# Input
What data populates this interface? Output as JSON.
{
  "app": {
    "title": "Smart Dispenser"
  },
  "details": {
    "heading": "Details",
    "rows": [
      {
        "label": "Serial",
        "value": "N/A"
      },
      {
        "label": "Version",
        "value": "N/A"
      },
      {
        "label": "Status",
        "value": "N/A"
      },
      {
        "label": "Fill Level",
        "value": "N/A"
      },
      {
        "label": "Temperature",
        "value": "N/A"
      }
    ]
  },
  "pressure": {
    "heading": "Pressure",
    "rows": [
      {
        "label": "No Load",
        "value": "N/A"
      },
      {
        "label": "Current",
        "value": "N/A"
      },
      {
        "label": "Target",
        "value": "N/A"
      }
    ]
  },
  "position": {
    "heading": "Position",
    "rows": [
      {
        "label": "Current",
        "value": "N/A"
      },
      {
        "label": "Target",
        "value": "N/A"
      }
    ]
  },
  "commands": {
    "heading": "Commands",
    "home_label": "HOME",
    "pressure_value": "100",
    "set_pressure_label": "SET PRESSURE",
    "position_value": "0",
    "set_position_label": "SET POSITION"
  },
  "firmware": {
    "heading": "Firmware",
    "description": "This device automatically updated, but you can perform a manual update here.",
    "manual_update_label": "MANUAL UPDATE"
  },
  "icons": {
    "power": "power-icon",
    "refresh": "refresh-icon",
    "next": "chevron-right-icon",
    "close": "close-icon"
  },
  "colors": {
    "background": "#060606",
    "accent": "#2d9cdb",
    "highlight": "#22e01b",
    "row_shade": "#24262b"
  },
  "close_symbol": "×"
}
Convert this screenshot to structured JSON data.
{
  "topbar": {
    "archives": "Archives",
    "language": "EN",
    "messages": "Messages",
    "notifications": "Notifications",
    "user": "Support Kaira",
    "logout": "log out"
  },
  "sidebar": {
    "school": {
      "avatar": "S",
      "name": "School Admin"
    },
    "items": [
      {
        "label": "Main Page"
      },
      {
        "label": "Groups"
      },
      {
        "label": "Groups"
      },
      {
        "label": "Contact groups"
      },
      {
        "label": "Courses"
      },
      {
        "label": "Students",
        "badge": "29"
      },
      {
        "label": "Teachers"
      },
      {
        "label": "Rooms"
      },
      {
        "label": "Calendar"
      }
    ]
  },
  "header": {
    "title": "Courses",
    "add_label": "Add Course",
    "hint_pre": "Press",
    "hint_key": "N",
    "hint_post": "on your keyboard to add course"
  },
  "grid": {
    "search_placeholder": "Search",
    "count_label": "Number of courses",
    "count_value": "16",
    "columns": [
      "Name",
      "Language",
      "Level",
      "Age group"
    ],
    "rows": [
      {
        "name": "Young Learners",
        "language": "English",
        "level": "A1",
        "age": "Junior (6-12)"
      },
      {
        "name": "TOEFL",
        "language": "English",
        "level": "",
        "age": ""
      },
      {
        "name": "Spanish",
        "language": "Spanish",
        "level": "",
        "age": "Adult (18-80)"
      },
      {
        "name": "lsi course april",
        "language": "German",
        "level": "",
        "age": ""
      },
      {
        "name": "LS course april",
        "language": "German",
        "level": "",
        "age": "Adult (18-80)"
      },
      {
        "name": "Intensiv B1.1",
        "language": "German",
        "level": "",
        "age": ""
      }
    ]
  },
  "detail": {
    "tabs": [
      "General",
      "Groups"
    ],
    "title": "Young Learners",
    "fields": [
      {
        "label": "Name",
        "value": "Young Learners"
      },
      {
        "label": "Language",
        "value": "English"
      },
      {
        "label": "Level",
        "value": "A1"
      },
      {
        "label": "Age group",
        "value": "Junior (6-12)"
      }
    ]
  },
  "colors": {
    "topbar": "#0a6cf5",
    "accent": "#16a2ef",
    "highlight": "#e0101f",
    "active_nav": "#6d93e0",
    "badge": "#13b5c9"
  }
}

# What is needed
Repeat the data verbatim.

# The response
What data populates this interface? Output as JSON.
{
  "app": {
    "title": "Smart Dispenser"
  },
  "details": {
    "heading": "Details",
    "rows": [
      {
        "label": "Serial",
        "value": "N/A"
      },
      {
        "label": "Version",
        "value": "N/A"
      },
      {
        "label": "Status",
        "value": "N/A"
      },
      {
        "label": "Fill Level",
        "value": "N/A"
      },
      {
        "label": "Temperature",
        "value": "N/A"
      }
    ]
  },
  "pressure": {
    "heading": "Pressure",
    "rows": [
      {
        "label": "No Load",
        "value": "N/A"
      },
      {
        "label": "Current",
        "value": "N/A"
      },
      {
        "label": "Target",
        "value": "N/A"
      }
    ]
  },
  "position": {
    "heading": "Position",
    "rows": [
      {
        "label": "Current",
        "value": "N/A"
      },
      {
        "label": "Target",
        "value": "N/A"
      }
    ]
  },
  "commands": {
    "heading": "Commands",
    "home_label": "HOME",
    "pressure_value": "100",
    "set_pressure_label": "SET PRESSURE",
    "position_value": "0",
    "set_position_label": "SET POSITION"
  },
  "firmware": {
    "heading": "Firmware",
    "description": "This device automatically updated, but you can perform a manual update here.",
    "manual_update_label": "MANUAL UPDATE"
  },
  "icons": {
    "power": "power-icon",
    "refresh": "refresh-icon",
    "next": "chevron-right-icon",
    "close": "close-icon"
  },
  "colors": {
    "background": "#060606",
    "accent": "#2d9cdb",
    "highlight": "#22e01b",
    "row_shade": "#24262b"
  },
  "close_symbol": "×"
}
Convert this screenshot to structured JSON data.
{
  "topbar": {
    "archives": "Archives",
    "language": "EN",
    "messages": "Messages",
    "notifications": "Notifications",
    "user": "Support Kaira",
    "logout": "log out"
  },
  "sidebar": {
    "school": {
      "avatar": "S",
      "name": "School Admin"
    },
    "items": [
      {
        "label": "Main Page"
      },
      {
        "label": "Groups"
      },
      {
        "label": "Groups"
      },
      {
        "label": "Contact groups"
      },
      {
        "label": "Courses"
      },
      {
        "label": "Students",
        "badge": "29"
      },
      {
        "label": "Teachers"
      },
      {
        "label": "Rooms"
      },
      {
        "label": "Calendar"
      }
    ]
  },
  "header": {
    "title": "Courses",
    "add_label": "Add Course",
    "hint_pre": "Press",
    "hint_key": "N",
    "hint_post": "on your keyboard to add course"
  },
  "grid": {
    "search_placeholder": "Search",
    "count_label": "Number of courses",
    "count_value": "16",
    "columns": [
      "Name",
      "Language",
      "Level",
      "Age group"
    ],
    "rows": [
      {
        "name": "Young Learners",
        "language": "English",
        "level": "A1",
        "age": "Junior (6-12)"
      },
      {
        "name": "TOEFL",
        "language": "English",
        "level": "",
        "age": ""
      },
      {
        "name": "Spanish",
        "language": "Spanish",
        "level": "",
        "age": "Adult (18-80)"
      },
      {
        "name": "lsi course april",
        "language": "German",
        "level": "",
        "age": ""
      },
      {
        "name": "LS course april",
        "language": "German",
        "level": "",
        "age": "Adult (18-80)"
      },
      {
        "name": "Intensiv B1.1",
        "language": "German",
        "level": "",
        "age": ""
      }
    ]
  },
  "detail": {
    "tabs": [
      "General",
      "Groups"
    ],
    "title": "Young Learners",
    "fields": [
      {
        "label": "Name",
        "value": "Young Learners"
      },
      {
        "label": "Language",
        "value": "English"
      },
      {
        "label": "Level",
        "value": "A1"
      },
      {
        "label": "Age group",
        "value": "Junior (6-12)"
      }
    ]
  },
  "colors": {
    "topbar": "#0a6cf5",
    "accent": "#16a2ef",
    "highlight": "#e0101f",
    "active_nav": "#6d93e0",
    "badge": "#13b5c9"
  }
}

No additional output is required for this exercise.